INSTRUCTIONS FOR THE TASK:
Copy out all the lines in the records that include the word "Workflow".

[Stored data]

============================================================

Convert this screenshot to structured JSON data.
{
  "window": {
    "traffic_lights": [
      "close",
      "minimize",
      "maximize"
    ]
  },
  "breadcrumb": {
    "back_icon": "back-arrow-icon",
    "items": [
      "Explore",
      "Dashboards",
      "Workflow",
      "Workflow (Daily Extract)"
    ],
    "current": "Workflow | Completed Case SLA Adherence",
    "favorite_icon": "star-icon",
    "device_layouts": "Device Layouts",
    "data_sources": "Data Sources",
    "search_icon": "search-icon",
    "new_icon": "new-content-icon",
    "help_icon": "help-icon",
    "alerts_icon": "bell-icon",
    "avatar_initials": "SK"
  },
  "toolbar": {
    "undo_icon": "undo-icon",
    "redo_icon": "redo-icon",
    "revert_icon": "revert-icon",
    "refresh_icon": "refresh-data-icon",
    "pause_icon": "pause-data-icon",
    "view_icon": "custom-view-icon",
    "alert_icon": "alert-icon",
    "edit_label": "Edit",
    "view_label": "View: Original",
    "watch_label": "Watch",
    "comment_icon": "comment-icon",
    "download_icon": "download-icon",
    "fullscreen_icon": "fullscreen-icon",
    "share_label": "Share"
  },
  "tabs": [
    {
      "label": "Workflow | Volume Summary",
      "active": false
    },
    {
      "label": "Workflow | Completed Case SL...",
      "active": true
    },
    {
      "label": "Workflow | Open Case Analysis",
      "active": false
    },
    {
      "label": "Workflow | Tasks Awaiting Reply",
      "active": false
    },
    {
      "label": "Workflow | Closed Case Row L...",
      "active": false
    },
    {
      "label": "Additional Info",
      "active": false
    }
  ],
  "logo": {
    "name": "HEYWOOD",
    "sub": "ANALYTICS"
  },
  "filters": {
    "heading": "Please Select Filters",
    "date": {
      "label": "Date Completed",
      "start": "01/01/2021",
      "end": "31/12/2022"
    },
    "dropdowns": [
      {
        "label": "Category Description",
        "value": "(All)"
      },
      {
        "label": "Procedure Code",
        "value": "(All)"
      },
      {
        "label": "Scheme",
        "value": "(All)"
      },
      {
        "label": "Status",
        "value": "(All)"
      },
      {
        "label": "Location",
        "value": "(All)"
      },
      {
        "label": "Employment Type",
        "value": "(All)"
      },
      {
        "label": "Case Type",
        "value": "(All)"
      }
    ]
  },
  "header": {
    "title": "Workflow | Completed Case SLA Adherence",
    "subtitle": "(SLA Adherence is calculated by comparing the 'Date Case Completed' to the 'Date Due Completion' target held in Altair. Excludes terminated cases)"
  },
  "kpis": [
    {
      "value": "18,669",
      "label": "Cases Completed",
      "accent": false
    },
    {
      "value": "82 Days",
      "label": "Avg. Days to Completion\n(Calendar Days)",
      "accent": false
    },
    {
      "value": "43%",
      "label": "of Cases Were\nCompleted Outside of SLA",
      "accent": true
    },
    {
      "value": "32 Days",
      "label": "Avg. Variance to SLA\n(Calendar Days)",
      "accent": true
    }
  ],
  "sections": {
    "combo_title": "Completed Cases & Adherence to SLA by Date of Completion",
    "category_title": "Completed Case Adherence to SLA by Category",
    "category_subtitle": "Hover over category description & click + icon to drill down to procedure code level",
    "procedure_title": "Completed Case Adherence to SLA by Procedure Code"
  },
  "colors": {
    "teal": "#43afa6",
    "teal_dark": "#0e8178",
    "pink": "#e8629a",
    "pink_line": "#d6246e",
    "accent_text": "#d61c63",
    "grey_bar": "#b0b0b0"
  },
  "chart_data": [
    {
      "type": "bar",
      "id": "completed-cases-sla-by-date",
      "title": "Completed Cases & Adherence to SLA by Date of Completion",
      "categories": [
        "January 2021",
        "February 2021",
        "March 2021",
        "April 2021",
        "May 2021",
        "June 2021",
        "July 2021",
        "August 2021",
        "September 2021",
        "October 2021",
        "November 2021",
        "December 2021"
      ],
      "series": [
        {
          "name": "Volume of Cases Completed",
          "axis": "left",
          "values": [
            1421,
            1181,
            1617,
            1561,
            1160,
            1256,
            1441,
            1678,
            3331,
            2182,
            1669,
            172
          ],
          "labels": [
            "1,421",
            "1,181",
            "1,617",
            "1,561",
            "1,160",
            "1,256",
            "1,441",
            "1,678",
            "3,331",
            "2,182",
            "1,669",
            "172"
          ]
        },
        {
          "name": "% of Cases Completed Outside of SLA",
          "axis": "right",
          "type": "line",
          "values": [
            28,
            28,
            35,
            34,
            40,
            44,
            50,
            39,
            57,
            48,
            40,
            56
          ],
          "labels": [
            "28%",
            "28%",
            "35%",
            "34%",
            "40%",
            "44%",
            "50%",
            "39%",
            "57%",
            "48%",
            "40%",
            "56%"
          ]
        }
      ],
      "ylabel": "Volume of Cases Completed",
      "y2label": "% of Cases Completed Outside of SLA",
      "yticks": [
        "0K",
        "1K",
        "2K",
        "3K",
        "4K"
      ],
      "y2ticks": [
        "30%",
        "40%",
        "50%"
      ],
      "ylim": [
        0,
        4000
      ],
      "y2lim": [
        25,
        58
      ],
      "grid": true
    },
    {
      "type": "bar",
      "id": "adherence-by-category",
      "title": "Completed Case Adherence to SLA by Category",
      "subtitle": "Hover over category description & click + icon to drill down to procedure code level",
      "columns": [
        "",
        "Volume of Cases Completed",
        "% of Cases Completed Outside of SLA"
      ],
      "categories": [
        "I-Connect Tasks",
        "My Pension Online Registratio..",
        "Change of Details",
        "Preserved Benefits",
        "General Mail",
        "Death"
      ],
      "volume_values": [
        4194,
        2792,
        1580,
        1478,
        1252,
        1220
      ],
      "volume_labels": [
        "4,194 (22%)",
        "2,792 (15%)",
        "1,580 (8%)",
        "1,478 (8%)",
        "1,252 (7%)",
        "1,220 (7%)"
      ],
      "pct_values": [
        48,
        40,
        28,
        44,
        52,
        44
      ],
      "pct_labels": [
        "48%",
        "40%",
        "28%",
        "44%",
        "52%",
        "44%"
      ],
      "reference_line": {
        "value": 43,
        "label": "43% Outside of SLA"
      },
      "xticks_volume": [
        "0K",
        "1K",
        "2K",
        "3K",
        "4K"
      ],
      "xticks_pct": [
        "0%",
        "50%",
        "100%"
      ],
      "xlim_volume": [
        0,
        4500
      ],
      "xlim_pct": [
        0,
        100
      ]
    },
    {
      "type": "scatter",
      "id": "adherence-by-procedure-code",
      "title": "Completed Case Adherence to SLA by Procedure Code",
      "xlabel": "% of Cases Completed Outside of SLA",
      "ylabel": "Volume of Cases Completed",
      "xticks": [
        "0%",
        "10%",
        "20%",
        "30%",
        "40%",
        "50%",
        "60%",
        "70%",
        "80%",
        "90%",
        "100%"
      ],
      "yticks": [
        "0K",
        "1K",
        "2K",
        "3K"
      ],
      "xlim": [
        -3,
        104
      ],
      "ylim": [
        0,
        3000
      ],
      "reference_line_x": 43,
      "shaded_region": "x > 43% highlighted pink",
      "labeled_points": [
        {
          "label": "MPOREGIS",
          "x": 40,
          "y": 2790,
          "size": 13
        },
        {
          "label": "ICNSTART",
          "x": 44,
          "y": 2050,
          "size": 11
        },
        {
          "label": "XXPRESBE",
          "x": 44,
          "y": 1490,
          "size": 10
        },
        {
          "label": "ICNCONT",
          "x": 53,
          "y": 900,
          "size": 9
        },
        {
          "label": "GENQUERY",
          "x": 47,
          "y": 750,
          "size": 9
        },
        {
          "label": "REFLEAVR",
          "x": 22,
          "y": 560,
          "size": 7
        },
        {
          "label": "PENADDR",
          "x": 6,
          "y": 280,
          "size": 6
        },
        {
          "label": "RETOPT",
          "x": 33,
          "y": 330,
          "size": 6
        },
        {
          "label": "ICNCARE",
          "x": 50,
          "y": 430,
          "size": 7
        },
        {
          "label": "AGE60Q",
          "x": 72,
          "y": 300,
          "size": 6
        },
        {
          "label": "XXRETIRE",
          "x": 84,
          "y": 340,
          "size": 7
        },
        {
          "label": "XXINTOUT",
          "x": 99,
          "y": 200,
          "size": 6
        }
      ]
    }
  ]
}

============================================================

SOLUTION TO THE EXERCISE:
      "Workflow",
      "Workflow (Daily Extract)"
    "current": "Workflow | Completed Case SLA Adherence",
      "label": "Workflow | Volume Summary",
      "label": "Workflow | Completed Case SL...",
      "label": "Workflow | Open Case Analysis",
      "label": "Workflow | Tasks Awaiting Reply",
      "label": "Workflow | Closed Case Row L...",
    "title": "Workflow | Completed Case SLA Adherence",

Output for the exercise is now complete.